YOUR INSTRUCTIONS :: Write the data out again, exactly as given.

PROVIDED DATA ::
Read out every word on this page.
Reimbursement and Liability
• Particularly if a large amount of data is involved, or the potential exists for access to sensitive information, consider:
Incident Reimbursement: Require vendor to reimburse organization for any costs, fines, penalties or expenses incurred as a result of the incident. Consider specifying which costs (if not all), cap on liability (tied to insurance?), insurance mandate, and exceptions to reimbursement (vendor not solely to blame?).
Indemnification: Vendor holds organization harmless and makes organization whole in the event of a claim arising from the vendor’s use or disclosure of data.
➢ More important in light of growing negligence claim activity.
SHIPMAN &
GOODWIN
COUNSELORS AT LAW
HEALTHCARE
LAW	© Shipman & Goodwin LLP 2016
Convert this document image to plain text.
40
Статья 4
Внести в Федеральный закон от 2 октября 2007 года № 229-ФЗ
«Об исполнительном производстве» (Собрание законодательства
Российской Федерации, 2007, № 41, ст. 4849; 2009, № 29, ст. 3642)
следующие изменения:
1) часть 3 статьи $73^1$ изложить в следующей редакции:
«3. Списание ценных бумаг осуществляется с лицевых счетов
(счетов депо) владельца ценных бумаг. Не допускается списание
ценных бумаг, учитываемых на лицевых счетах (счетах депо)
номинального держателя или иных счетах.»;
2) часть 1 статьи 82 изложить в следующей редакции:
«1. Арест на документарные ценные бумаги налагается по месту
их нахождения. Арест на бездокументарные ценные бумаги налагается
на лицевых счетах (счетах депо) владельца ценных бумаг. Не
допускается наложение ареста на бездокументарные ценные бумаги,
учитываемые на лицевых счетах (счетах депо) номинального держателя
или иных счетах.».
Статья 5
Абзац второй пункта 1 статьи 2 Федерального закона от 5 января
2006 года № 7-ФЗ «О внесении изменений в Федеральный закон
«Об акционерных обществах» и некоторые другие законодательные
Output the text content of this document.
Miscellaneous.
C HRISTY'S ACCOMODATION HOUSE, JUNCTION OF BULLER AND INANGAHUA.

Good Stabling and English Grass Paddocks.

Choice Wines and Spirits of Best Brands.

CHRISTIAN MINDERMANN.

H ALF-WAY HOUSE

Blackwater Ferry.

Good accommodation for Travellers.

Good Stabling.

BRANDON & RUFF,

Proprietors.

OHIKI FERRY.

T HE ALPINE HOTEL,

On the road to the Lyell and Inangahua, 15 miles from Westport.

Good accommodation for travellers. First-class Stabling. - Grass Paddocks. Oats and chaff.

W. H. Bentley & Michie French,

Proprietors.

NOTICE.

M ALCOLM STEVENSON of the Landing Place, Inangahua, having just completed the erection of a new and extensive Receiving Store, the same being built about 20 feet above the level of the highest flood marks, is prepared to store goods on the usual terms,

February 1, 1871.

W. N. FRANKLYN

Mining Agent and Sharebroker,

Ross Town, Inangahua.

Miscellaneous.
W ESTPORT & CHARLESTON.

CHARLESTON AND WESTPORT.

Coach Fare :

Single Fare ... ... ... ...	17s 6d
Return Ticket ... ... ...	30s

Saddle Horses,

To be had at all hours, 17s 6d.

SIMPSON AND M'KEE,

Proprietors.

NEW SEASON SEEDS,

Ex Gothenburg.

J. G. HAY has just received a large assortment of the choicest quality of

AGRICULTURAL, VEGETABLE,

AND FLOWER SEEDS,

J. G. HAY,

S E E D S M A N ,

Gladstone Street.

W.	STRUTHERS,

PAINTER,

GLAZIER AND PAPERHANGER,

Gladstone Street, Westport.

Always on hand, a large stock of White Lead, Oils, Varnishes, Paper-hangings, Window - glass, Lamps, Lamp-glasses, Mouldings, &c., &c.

FULL SOLUTION ::
Read out every word on this page.
Reimbursement and Liability
• Particularly if a large amount of data is involved, or the potential exists for access to sensitive information, consider:
Incident Reimbursement: Require vendor to reimburse organization for any costs, fines, penalties or expenses incurred as a result of the incident. Consider specifying which costs (if not all), cap on liability (tied to insurance?), insurance mandate, and exceptions to reimbursement (vendor not solely to blame?).
Indemnification: Vendor holds organization harmless and makes organization whole in the event of a claim arising from the vendor’s use or disclosure of data.
➢ More important in light of growing negligence claim activity.
SHIPMAN &
GOODWIN
COUNSELORS AT LAW
HEALTHCARE
LAW	© Shipman & Goodwin LLP 2016
Convert this document image to plain text.
40
Статья 4
Внести в Федеральный закон от 2 октября 2007 года № 229-ФЗ
«Об исполнительном производстве» (Собрание законодательства
Российской Федерации, 2007, № 41, ст. 4849; 2009, № 29, ст. 3642)
следующие изменения:
1) часть 3 статьи $73^1$ изложить в следующей редакции:
«3. Списание ценных бумаг осуществляется с лицевых счетов
(счетов депо) владельца ценных бумаг. Не допускается списание
ценных бумаг, учитываемых на лицевых счетах (счетах депо)
номинального держателя или иных счетах.»;
2) часть 1 статьи 82 изложить в следующей редакции:
«1. Арест на документарные ценные бумаги налагается по месту
их нахождения. Арест на бездокументарные ценные бумаги налагается
на лицевых счетах (счетах депо) владельца ценных бумаг. Не
допускается наложение ареста на бездокументарные ценные бумаги,
учитываемые на лицевых счетах (счетах депо) номинального держателя
или иных счетах.».
Статья 5
Абзац второй пункта 1 статьи 2 Федерального закона от 5 января
2006 года № 7-ФЗ «О внесении изменений в Федеральный закон
«Об акционерных обществах» и некоторые другие законодательные
Output the text content of this document.
Miscellaneous.
C HRISTY'S ACCOMODATION HOUSE, JUNCTION OF BULLER AND INANGAHUA.

Good Stabling and English Grass Paddocks.

Choice Wines and Spirits of Best Brands.

CHRISTIAN MINDERMANN.

H ALF-WAY HOUSE

Blackwater Ferry.

Good accommodation for Travellers.

Good Stabling.

BRANDON & RUFF,

Proprietors.

OHIKI FERRY.

T HE ALPINE HOTEL,

On the road to the Lyell and Inangahua, 15 miles from Westport.

Good accommodation for travellers. First-class Stabling. - Grass Paddocks. Oats and chaff.

W. H. Bentley & Michie French,

Proprietors.

NOTICE.

M ALCOLM STEVENSON of the Landing Place, Inangahua, having just completed the erection of a new and extensive Receiving Store, the same being built about 20 feet above the level of the highest flood marks, is prepared to store goods on the usual terms,

February 1, 1871.

W. N. FRANKLYN

Mining Agent and Sharebroker,

Ross Town, Inangahua.

Miscellaneous.
W ESTPORT & CHARLESTON.

CHARLESTON AND WESTPORT.

Coach Fare :

Single Fare ... ... ... ...	17s 6d
Return Ticket ... ... ...	30s

Saddle Horses,

To be had at all hours, 17s 6d.

SIMPSON AND M'KEE,

Proprietors.

NEW SEASON SEEDS,

Ex Gothenburg.

J. G. HAY has just received a large assortment of the choicest quality of

AGRICULTURAL, VEGETABLE,

AND FLOWER SEEDS,

J. G. HAY,

S E E D S M A N ,

Gladstone Street.

W.	STRUTHERS,

PAINTER,

GLAZIER AND PAPERHANGER,

Gladstone Street, Westport.

Always on hand, a large stock of White Lead, Oils, Varnishes, Paper-hangings, Window - glass, Lamps, Lamp-glasses, Mouldings, &c., &c.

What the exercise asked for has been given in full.